• _SET PROBLEM_
Copy every line of the listing exactly.

• _SUPPLIED DATA_
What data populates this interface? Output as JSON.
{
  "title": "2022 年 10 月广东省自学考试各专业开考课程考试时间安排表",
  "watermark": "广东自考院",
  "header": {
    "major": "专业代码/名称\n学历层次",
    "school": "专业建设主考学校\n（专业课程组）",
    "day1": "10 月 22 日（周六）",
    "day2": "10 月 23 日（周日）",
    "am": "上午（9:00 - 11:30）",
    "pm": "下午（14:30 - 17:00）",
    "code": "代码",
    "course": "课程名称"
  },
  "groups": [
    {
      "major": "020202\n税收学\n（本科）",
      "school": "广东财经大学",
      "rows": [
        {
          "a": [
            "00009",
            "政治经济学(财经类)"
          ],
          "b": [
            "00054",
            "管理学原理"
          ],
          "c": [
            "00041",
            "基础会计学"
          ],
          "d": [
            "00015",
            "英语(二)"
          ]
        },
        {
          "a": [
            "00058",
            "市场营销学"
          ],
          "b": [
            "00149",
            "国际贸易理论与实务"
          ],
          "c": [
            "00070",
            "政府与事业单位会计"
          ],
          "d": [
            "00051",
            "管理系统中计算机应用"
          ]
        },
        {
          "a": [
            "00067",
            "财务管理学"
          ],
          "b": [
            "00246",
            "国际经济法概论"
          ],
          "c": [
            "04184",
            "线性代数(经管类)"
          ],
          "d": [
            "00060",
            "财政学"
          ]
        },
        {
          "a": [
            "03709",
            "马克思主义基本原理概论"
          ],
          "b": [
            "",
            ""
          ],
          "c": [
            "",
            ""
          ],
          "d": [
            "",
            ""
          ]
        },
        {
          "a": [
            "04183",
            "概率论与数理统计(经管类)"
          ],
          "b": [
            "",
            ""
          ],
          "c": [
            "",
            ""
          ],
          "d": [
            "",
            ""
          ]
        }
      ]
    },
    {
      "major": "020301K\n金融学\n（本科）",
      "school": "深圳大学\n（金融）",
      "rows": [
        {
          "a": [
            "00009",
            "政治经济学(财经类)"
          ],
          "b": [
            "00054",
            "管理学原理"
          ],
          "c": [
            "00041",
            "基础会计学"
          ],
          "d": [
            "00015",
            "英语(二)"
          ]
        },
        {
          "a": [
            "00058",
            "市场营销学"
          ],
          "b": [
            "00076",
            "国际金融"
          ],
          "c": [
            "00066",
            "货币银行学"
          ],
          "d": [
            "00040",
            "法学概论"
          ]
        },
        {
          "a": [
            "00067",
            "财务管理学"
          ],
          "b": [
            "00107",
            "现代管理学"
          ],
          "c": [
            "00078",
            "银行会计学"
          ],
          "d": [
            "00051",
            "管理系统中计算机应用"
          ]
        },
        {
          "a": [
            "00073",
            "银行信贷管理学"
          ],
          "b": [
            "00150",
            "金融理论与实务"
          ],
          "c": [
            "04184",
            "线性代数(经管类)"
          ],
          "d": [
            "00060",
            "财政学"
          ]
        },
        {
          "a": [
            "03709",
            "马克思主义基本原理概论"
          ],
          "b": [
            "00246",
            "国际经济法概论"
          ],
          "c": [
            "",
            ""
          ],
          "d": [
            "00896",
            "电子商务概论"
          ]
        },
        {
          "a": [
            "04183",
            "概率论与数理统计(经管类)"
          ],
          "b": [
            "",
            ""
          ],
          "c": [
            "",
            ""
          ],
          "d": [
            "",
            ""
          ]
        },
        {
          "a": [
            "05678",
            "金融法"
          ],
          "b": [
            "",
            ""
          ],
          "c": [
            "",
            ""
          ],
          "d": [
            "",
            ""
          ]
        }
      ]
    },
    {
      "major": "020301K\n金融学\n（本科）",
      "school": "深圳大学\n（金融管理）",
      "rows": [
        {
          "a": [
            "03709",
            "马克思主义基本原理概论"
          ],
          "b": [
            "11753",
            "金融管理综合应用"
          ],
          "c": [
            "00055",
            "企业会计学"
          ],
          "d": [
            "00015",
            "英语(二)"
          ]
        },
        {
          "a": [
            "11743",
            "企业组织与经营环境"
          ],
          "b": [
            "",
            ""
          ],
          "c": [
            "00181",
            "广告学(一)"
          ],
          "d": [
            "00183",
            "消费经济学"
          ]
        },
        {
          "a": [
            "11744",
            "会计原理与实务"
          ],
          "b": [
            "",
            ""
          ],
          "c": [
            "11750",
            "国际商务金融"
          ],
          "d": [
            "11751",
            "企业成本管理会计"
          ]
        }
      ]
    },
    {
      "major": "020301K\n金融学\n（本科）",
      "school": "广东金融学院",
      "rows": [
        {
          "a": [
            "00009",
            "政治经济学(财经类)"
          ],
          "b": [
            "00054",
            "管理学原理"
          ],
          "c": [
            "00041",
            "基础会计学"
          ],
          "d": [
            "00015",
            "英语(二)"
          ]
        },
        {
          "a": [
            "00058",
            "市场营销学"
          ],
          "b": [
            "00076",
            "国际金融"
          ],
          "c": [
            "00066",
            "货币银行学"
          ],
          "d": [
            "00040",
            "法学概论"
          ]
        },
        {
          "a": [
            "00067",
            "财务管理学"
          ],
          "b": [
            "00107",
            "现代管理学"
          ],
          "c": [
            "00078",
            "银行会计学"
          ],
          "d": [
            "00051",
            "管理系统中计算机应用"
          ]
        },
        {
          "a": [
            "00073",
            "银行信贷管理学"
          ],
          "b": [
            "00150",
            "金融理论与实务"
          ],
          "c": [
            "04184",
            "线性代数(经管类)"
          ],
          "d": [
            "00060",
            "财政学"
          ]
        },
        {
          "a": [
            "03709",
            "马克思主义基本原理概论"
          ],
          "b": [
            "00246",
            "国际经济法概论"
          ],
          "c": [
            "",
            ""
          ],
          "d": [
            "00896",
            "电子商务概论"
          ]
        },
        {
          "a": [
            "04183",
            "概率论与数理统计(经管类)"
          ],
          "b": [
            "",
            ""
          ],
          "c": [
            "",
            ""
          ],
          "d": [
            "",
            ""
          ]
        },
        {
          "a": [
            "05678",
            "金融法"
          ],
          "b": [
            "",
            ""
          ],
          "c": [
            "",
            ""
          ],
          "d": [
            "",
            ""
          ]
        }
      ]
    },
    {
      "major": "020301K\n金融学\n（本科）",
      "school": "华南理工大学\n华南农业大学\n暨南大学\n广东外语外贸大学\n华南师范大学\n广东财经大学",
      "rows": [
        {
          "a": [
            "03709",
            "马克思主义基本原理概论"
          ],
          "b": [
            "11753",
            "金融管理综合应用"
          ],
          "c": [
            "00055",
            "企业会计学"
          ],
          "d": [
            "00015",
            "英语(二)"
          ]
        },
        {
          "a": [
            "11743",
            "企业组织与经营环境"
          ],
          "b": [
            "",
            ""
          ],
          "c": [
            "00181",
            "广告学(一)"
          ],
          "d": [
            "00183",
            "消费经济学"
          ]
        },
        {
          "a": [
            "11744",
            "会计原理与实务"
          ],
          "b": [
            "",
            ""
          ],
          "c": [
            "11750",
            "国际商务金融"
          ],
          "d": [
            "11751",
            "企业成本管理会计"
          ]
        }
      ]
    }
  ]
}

• _EXERCISE ANSWER_
What data populates this interface? Output as JSON.
{
  "title": "2022 年 10 月广东省自学考试各专业开考课程考试时间安排表",
  "watermark": "广东自考院",
  "header": {
    "major": "专业代码/名称\n学历层次",
    "school": "专业建设主考学校\n（专业课程组）",
    "day1": "10 月 22 日（周六）",
    "day2": "10 月 23 日（周日）",
    "am": "上午（9:00 - 11:30）",
    "pm": "下午（14:30 - 17:00）",
    "code": "代码",
    "course": "课程名称"
  },
  "groups": [
    {
      "major": "020202\n税收学\n（本科）",
      "school": "广东财经大学",
      "rows": [
        {
          "a": [
            "00009",
            "政治经济学(财经类)"
          ],
          "b": [
            "00054",
            "管理学原理"
          ],
          "c": [
            "00041",
            "基础会计学"
          ],
          "d": [
            "00015",
            "英语(二)"
          ]
        },
        {
          "a": [
            "00058",
            "市场营销学"
          ],
          "b": [
            "00149",
            "国际贸易理论与实务"
          ],
          "c": [
            "00070",
            "政府与事业单位会计"
          ],
          "d": [
            "00051",
            "管理系统中计算机应用"
          ]
        },
        {
          "a": [
            "00067",
            "财务管理学"
          ],
          "b": [
            "00246",
            "国际经济法概论"
          ],
          "c": [
            "04184",
            "线性代数(经管类)"
          ],
          "d": [
            "00060",
            "财政学"
          ]
        },
        {
          "a": [
            "03709",
            "马克思主义基本原理概论"
          ],
          "b": [
            "",
            ""
          ],
          "c": [
            "",
            ""
          ],
          "d": [
            "",
            ""
          ]
        },
        {
          "a": [
            "04183",
            "概率论与数理统计(经管类)"
          ],
          "b": [
            "",
            ""
          ],
          "c": [
            "",
            ""
          ],
          "d": [
            "",
            ""
          ]
        }
      ]
    },
    {
      "major": "020301K\n金融学\n（本科）",
      "school": "深圳大学\n（金融）",
      "rows": [
        {
          "a": [
            "00009",
            "政治经济学(财经类)"
          ],
          "b": [
            "00054",
            "管理学原理"
          ],
          "c": [
            "00041",
            "基础会计学"
          ],
          "d": [
            "00015",
            "英语(二)"
          ]
        },
        {
          "a": [
            "00058",
            "市场营销学"
          ],
          "b": [
            "00076",
            "国际金融"
          ],
          "c": [
            "00066",
            "货币银行学"
          ],
          "d": [
            "00040",
            "法学概论"
          ]
        },
        {
          "a": [
            "00067",
            "财务管理学"
          ],
          "b": [
            "00107",
            "现代管理学"
          ],
          "c": [
            "00078",
            "银行会计学"
          ],
          "d": [
            "00051",
            "管理系统中计算机应用"
          ]
        },
        {
          "a": [
            "00073",
            "银行信贷管理学"
          ],
          "b": [
            "00150",
            "金融理论与实务"
          ],
          "c": [
            "04184",
            "线性代数(经管类)"
          ],
          "d": [
            "00060",
            "财政学"
          ]
        },
        {
          "a": [
            "03709",
            "马克思主义基本原理概论"
          ],
          "b": [
            "00246",
            "国际经济法概论"
          ],
          "c": [
            "",
            ""
          ],
          "d": [
            "00896",
            "电子商务概论"
          ]
        },
        {
          "a": [
            "04183",
            "概率论与数理统计(经管类)"
          ],
          "b": [
            "",
            ""
          ],
          "c": [
            "",
            ""
          ],
          "d": [
            "",
            ""
          ]
        },
        {
          "a": [
            "05678",
            "金融法"
          ],
          "b": [
            "",
            ""
          ],
          "c": [
            "",
            ""
          ],
          "d": [
            "",
            ""
          ]
        }
      ]
    },
    {
      "major": "020301K\n金融学\n（本科）",
      "school": "深圳大学\n（金融管理）",
      "rows": [
        {
          "a": [
            "03709",
            "马克思主义基本原理概论"
          ],
          "b": [
            "11753",
            "金融管理综合应用"
          ],
          "c": [
            "00055",
            "企业会计学"
          ],
          "d": [
            "00015",
            "英语(二)"
          ]
        },
        {
          "a": [
            "11743",
            "企业组织与经营环境"
          ],
          "b": [
            "",
            ""
          ],
          "c": [
            "00181",
            "广告学(一)"
          ],
          "d": [
            "00183",
            "消费经济学"
          ]
        },
        {
          "a": [
            "11744",
            "会计原理与实务"
          ],
          "b": [
            "",
            ""
          ],
          "c": [
            "11750",
            "国际商务金融"
          ],
          "d": [
            "11751",
            "企业成本管理会计"
          ]
        }
      ]
    },
    {
      "major": "020301K\n金融学\n（本科）",
      "school": "广东金融学院",
      "rows": [
        {
          "a": [
            "00009",
            "政治经济学(财经类)"
          ],
          "b": [
            "00054",
            "管理学原理"
          ],
          "c": [
            "00041",
            "基础会计学"
          ],
          "d": [
            "00015",
            "英语(二)"
          ]
        },
        {
          "a": [
            "00058",
            "市场营销学"
          ],
          "b": [
            "00076",
            "国际金融"
          ],
          "c": [
            "00066",
            "货币银行学"
          ],
          "d": [
            "00040",
            "法学概论"
          ]
        },
        {
          "a": [
            "00067",
            "财务管理学"
          ],
          "b": [
            "00107",
            "现代管理学"
          ],
          "c": [
            "00078",
            "银行会计学"
          ],
          "d": [
            "00051",
            "管理系统中计算机应用"
          ]
        },
        {
          "a": [
            "00073",
            "银行信贷管理学"
          ],
          "b": [
            "00150",
            "金融理论与实务"
          ],
          "c": [
            "04184",
            "线性代数(经管类)"
          ],
          "d": [
            "00060",
            "财政学"
          ]
        },
        {
          "a": [
            "03709",
            "马克思主义基本原理概论"
          ],
          "b": [
            "00246",
            "国际经济法概论"
          ],
          "c": [
            "",
            ""
          ],
          "d": [
            "00896",
            "电子商务概论"
          ]
        },
        {
          "a": [
            "04183",
            "概率论与数理统计(经管类)"
          ],
          "b": [
            "",
            ""
          ],
          "c": [
            "",
            ""
          ],
          "d": [
            "",
            ""
          ]
        },
        {
          "a": [
            "05678",
            "金融法"
          ],
          "b": [
            "",
            ""
          ],
          "c": [
            "",
            ""
          ],
          "d": [
            "",
            ""
          ]
        }
      ]
    },
    {
      "major": "020301K\n金融学\n（本科）",
      "school": "华南理工大学\n华南农业大学\n暨南大学\n广东外语外贸大学\n华南师范大学\n广东财经大学",
      "rows": [
        {
          "a": [
            "03709",
            "马克思主义基本原理概论"
          ],
          "b": [
            "11753",
            "金融管理综合应用"
          ],
          "c": [
            "00055",
            "企业会计学"
          ],
          "d": [
            "00015",
            "英语(二)"
          ]
        },
        {
          "a": [
            "11743",
            "企业组织与经营环境"
          ],
          "b": [
            "",
            ""
          ],
          "c": [
            "00181",
            "广告学(一)"
          ],
          "d": [
            "00183",
            "消费经济学"
          ]
        },
        {
          "a": [
            "11744",
            "会计原理与实务"
          ],
          "b": [
            "",
            ""
          ],
          "c": [
            "11750",
            "国际商务金融"
          ],
          "d": [
            "11751",
            "企业成本管理会计"
          ]
        }
      ]
    }
  ]
}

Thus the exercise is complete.